Aufgaben
1. Wie viele NGOs wurden laut dem Text über NGOs auf der COP28 zur ersten COP im Jahr 1995 zugelassen?
2. Fasse im Text über NGOs auf der COP28 den Absatz, der mit „Das Interesse von Nichtregierungsorganisationen“ beginnt, kürzer zusammen, ohne seine wichtigsten Fakten wegzulassen.
3. Schreibe den Text über NGOs auf der COP28 nach seinem letzten Satz weiter.

Neben staatlichen Vertretern aus 197 Ländern sind bei der UN-Klimakonferenz auch zahlreiche Nichtregierungsorganisationen vertreten. Doch welche Rolle nehmen sie auf der COP28 ein und welche Ziele verfolgen sie? Ein Überblick.
Beitragsbild: Jacqueline Kurjahn und Anna-Lena Schou mit Canva
Das Interesse von Nichtregierungsorganisationen (NGOs), an den Klimakonferenzen teilzunehmen, ist groß und es nimmt zu. Während zur ersten COP im Jahr 1995 lediglich 162 NGOs zugelassen wurden, waren es auf der COP27 im vergangen Jahr in Ägypten über dreitausend. Dies bedeutet nicht zwingend, dass auch alle vor Ort vertreten sind, doch zumindest haben sie sich registriert.
Welche NGOs sind dieses Jahr in Dubai bei der Weltklimakonferenz? Was sind ihre Interessen? Und was können sie überhaupt bewirken? FINK.HAMBURG beantwortet die wichtigsten Fragen.
Wer darf an der COP teilnehmen?
Zur Weltklimakonferenz treffen sich seit der ersten Klimakonferenz im Jahr 1995 jährlich die Vertragsstaaten der United Nations Framework Convention on Climate Change, kurz UNFCCC. Das UNFCCC-Abkommen wurde 1992 als Klimarahmenkonvention beschlossen, es ist sozusagen der Ursprung der COP. Das übergeordnete Ziel der Treffen besteht laut Abkommen darin, „das Niveau der Treibhausgaskonzentration in der Atmosphäre so zu halten, dass eine gefährliche anthropogene Störung des Klimasystems verhindert wird“.

Vorliegende Einträge
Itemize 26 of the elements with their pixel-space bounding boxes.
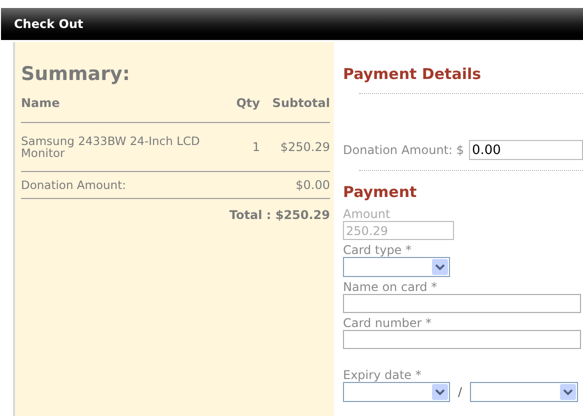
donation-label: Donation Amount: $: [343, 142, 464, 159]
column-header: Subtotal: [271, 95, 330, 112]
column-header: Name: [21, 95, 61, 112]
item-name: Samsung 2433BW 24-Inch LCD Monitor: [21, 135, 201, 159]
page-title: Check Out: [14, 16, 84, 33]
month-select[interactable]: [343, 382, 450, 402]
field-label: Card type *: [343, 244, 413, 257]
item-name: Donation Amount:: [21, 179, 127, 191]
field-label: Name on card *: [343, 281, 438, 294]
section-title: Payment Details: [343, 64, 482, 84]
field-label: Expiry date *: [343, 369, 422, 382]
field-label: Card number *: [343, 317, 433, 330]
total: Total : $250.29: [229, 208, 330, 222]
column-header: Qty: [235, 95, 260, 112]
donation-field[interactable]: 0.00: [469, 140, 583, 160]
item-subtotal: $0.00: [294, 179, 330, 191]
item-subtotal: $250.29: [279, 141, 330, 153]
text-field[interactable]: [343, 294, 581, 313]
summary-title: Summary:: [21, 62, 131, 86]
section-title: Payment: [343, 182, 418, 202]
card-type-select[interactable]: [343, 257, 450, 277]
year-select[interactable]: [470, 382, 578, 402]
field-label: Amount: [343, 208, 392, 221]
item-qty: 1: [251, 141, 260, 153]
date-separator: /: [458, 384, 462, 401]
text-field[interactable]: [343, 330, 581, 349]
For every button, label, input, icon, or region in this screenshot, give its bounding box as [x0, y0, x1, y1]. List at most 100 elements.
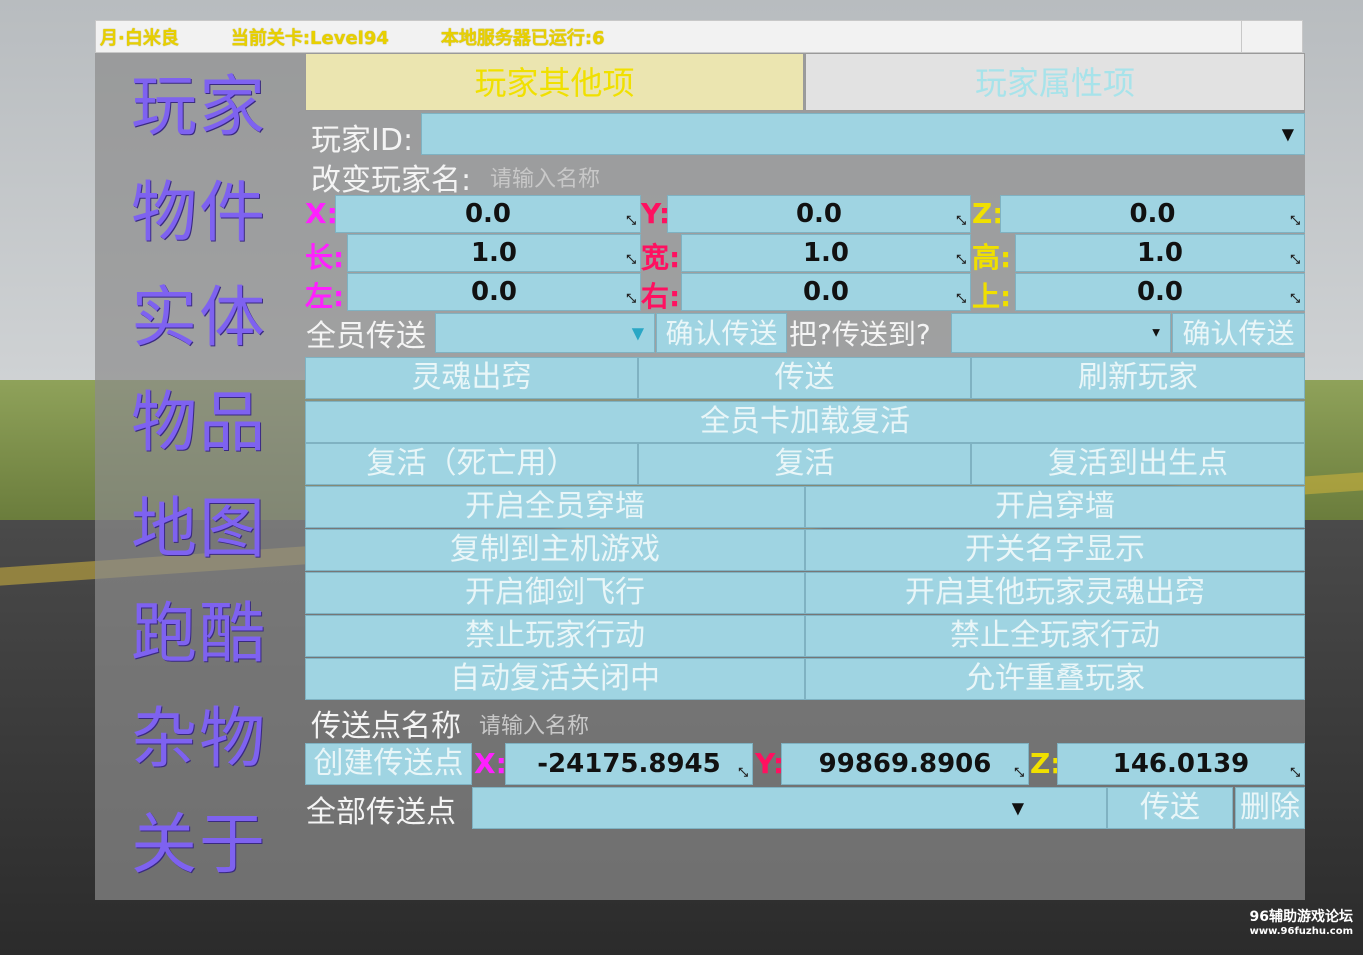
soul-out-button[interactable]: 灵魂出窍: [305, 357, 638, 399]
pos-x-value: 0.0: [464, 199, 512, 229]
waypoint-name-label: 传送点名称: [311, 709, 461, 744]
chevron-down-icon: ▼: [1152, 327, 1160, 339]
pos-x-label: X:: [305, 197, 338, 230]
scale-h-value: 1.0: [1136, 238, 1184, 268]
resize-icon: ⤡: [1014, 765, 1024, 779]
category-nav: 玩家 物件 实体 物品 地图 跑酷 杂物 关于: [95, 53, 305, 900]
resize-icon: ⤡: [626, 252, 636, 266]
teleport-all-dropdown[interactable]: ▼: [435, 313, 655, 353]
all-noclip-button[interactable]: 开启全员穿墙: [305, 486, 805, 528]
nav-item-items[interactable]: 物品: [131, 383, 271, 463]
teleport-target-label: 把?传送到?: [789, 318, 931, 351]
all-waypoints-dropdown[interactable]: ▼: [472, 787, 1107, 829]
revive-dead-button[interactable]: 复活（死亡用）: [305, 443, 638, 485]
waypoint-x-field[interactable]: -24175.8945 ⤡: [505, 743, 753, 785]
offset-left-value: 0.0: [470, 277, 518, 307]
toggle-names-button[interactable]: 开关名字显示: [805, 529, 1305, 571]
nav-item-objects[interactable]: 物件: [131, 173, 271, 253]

Lösungen
1. 162 NGOs.

2. Immer mehr NGOs wollen an den Klimakonferenzen teilnehmen: Zur ersten COP 1995 wurden nur 162 zugelassen, zur COP27 im vergangenen Jahr in Ägypten über dreitausend. Eine Registrierung bedeutet allerdings nicht zwingend, dass auch alle vor Ort vertreten sind.

3.
Bei der 28. Weltklimakonferenz versammeln sich in diesem Jahr etwa 70.000 Teilnehmer*innen aus 197 Ländern, um Lösungen zur Bekämpfung der Klimakrise auszuarbeiten. Die Konferenzen und Versammlungen auf den Weltklimakonferenzen sind nicht öffentlich. Und nicht alle Teilnehmenden haben die gleichen Interessen und auch nicht dieselben Mitbestimmungsrechte.
Drei unterschiedliche Gruppen an Teilnehmer*innen sind nach einer Akkreditierung erlaubt:
- Vertreter*innen der UNFCCC-Vertrags- und Beobachterstaaten, dazu zählen beispielsweise Minister*innen und Regierungsmitglieder
- Mitglieder von Presse und Medien
- Vertreter*innen von Beobachterorganisationen.
Zu den Beobachterorganisationen gehören unter anderem auch NGOs wie World Future Council aus Hamburg. NGOs sind laut der Bundeszentrale für politische Bildung Organisationen, die in privater Initiative – unabhängig von der Regierung – politische, gesellschaftliche, soziale oder ökonomische Ziele verfolgen. Um ihre Ziele auf der COP28 zu erreichen, müssen sich die NGOs etwas einfallen lassen, denn sie dürfen auf den Weltklimakonferenzen nicht mitbestimmen – zumindest nicht im klassischen Sinne. Sie sitzen nicht mit am Verhandlungstisch und haben kein Stimmrecht.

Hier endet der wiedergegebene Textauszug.